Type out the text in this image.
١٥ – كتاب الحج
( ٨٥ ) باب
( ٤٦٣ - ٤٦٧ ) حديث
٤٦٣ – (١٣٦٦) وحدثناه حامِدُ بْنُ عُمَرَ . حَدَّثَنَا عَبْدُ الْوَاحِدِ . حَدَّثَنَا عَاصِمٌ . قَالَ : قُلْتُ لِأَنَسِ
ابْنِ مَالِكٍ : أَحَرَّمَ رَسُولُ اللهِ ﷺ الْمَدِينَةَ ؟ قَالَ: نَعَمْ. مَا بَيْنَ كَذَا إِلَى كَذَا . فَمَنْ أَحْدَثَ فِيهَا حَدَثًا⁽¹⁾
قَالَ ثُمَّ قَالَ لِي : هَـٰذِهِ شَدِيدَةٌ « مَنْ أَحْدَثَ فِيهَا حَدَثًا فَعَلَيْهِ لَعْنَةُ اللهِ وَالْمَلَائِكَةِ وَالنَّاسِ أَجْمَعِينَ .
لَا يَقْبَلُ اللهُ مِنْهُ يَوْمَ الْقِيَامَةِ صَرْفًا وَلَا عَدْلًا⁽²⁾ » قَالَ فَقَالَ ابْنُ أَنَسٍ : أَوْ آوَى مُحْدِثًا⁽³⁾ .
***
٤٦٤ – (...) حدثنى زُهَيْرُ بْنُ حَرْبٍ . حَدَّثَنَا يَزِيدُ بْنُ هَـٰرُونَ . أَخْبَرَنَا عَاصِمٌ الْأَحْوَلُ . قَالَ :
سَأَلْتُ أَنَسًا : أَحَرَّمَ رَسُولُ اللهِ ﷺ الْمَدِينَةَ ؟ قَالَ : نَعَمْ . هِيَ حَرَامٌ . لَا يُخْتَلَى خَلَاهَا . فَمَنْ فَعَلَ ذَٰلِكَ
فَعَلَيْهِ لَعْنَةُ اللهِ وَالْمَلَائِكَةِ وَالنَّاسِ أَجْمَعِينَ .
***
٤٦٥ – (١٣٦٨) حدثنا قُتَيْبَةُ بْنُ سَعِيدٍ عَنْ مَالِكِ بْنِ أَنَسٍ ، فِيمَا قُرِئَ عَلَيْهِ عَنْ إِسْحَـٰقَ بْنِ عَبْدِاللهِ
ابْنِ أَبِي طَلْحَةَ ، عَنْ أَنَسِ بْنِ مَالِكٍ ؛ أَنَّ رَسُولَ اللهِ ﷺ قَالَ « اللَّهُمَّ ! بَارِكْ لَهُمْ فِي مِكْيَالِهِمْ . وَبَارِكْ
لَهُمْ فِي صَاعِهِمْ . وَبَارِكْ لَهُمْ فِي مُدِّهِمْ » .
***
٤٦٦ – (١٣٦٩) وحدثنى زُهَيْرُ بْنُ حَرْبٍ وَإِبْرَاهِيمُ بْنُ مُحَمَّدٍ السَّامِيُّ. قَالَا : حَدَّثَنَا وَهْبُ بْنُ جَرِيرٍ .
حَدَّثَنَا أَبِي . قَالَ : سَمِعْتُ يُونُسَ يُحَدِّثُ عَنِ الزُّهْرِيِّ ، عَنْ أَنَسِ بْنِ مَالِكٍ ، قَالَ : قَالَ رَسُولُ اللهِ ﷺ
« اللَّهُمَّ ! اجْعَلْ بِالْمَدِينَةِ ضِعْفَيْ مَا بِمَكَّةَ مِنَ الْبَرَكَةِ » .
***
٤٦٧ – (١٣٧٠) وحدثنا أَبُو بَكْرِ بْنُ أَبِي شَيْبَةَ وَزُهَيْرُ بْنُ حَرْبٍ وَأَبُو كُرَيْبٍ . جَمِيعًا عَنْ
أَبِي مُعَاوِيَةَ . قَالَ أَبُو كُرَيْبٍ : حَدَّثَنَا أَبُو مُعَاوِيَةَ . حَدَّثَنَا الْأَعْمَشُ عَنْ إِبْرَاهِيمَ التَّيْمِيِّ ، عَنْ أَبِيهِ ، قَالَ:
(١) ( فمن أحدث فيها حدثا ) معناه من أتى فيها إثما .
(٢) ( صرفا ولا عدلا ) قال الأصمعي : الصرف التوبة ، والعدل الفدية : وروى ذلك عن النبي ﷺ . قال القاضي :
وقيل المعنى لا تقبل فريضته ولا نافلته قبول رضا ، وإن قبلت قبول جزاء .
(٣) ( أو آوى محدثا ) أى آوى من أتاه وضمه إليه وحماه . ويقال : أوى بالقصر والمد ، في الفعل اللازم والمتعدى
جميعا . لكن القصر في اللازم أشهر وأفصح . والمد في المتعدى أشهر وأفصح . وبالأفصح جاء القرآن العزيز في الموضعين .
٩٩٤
...
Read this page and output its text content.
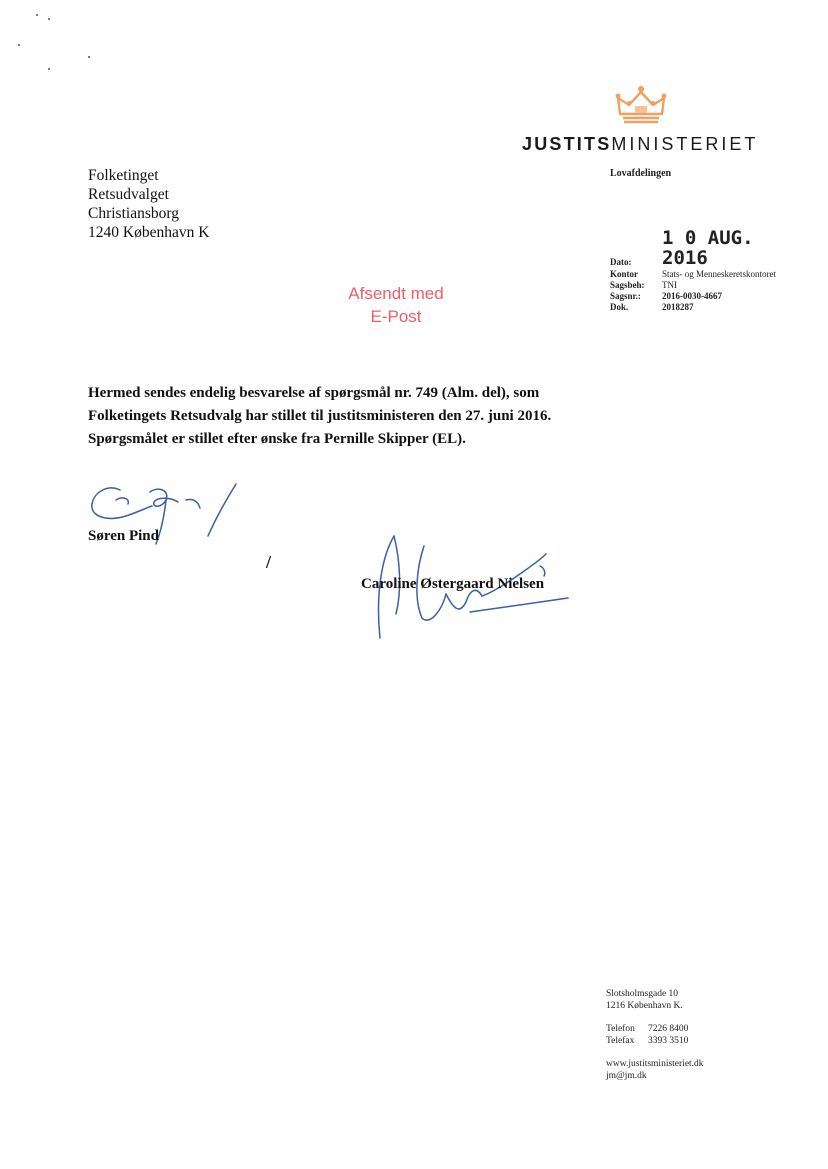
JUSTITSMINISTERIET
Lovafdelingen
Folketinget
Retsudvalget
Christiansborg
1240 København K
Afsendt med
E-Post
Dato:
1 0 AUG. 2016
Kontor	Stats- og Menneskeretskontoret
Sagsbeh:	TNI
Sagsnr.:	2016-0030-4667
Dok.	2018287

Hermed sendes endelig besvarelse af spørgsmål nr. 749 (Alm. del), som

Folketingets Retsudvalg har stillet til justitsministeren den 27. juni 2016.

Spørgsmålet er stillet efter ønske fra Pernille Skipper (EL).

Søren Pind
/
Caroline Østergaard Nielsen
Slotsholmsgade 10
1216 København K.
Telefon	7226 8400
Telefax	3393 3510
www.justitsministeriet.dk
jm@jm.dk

▸ Brief
Your task is to collect every line above that contains the word "text".

▸ Task output
Type out the text in this image.
Read this page and output its text content.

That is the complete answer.